• [READING TEXT]
□ □ □

Our study shows that being overweight and obese is weakly associated with increased COVID-19 mortality (aOR 1.07, 95% CI 1.03–1.11). Prior literature showed that obesity is a strong risk factor for COVID-19 mortality, and the risk increases with increasing BMI [11,24]. One reason for the weaker association in our study could be the adjustment for complications of obesity, such as diabetes and chronic pulmonary disorders, which were significant for mortality. This may be the reason for the lack of association of smoking and hypertension for mortality as we adjusted for cardiovascular diseases such as heart failure and ischemic heart disease. This was shown in this study [11]. Initially, hypertension showed a negative association with mortality. However, hypertension was significantly associated with mortality after removing obesity and diabetes from the multivariable model. The lack of association of transplant status with mortality could also be due to the adjustment for immunosuppressants/steroid use.

□ □ □

• [PROVIDED INFORMATION]
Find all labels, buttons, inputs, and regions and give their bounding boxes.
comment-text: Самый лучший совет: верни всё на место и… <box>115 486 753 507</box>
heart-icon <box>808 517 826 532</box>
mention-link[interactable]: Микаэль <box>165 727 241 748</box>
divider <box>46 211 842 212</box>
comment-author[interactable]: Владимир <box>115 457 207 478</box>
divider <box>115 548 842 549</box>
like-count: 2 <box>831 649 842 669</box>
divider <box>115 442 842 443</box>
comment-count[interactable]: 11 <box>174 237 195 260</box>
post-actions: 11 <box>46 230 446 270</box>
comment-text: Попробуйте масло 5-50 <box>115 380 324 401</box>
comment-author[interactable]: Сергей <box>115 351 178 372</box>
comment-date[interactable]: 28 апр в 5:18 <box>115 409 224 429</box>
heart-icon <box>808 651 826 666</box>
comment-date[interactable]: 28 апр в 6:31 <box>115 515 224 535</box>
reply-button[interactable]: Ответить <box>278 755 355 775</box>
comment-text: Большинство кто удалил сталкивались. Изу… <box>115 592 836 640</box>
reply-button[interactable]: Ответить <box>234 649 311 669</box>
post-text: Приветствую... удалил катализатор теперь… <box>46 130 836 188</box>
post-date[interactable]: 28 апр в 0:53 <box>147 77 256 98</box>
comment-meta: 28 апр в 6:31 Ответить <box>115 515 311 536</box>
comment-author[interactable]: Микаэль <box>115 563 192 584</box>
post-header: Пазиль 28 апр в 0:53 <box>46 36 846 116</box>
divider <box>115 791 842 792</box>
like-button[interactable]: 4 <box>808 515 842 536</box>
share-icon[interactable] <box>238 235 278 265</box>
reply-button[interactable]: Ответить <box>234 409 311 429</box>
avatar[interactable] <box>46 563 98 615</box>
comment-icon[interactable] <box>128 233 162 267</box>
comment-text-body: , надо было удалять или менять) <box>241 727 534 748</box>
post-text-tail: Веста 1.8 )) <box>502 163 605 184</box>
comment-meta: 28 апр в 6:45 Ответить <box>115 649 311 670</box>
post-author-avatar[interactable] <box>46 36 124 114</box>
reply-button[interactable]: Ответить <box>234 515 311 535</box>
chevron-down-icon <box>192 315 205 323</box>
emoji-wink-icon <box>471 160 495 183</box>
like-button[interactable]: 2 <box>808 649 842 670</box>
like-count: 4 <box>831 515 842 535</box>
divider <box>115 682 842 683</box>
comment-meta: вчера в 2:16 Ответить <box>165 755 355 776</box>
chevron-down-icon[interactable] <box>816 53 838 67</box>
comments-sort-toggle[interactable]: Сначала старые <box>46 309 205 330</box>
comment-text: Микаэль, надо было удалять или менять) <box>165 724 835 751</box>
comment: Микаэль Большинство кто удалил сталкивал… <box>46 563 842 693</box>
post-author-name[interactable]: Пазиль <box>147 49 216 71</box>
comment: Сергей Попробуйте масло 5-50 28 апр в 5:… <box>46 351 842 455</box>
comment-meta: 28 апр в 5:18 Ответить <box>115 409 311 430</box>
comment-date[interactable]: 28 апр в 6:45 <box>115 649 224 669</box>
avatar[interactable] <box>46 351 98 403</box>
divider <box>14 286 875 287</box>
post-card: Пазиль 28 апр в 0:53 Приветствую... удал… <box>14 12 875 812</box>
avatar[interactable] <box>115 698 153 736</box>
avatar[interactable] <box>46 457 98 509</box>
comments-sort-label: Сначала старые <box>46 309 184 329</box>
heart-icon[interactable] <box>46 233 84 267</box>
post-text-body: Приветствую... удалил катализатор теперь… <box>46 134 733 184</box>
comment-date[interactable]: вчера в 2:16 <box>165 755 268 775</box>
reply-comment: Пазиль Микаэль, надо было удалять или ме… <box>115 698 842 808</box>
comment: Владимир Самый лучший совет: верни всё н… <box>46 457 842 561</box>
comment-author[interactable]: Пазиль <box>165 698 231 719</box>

□ □ □

• [WHAT THIS TASK INVOLVES] In the passage on COVID-19 mortality, what adjusted odds ratio and 95% confidence interval are given for being overweight and obese?

• [OUTPUT BELOW] aOR 1.07, 95% CI 1.03–1.11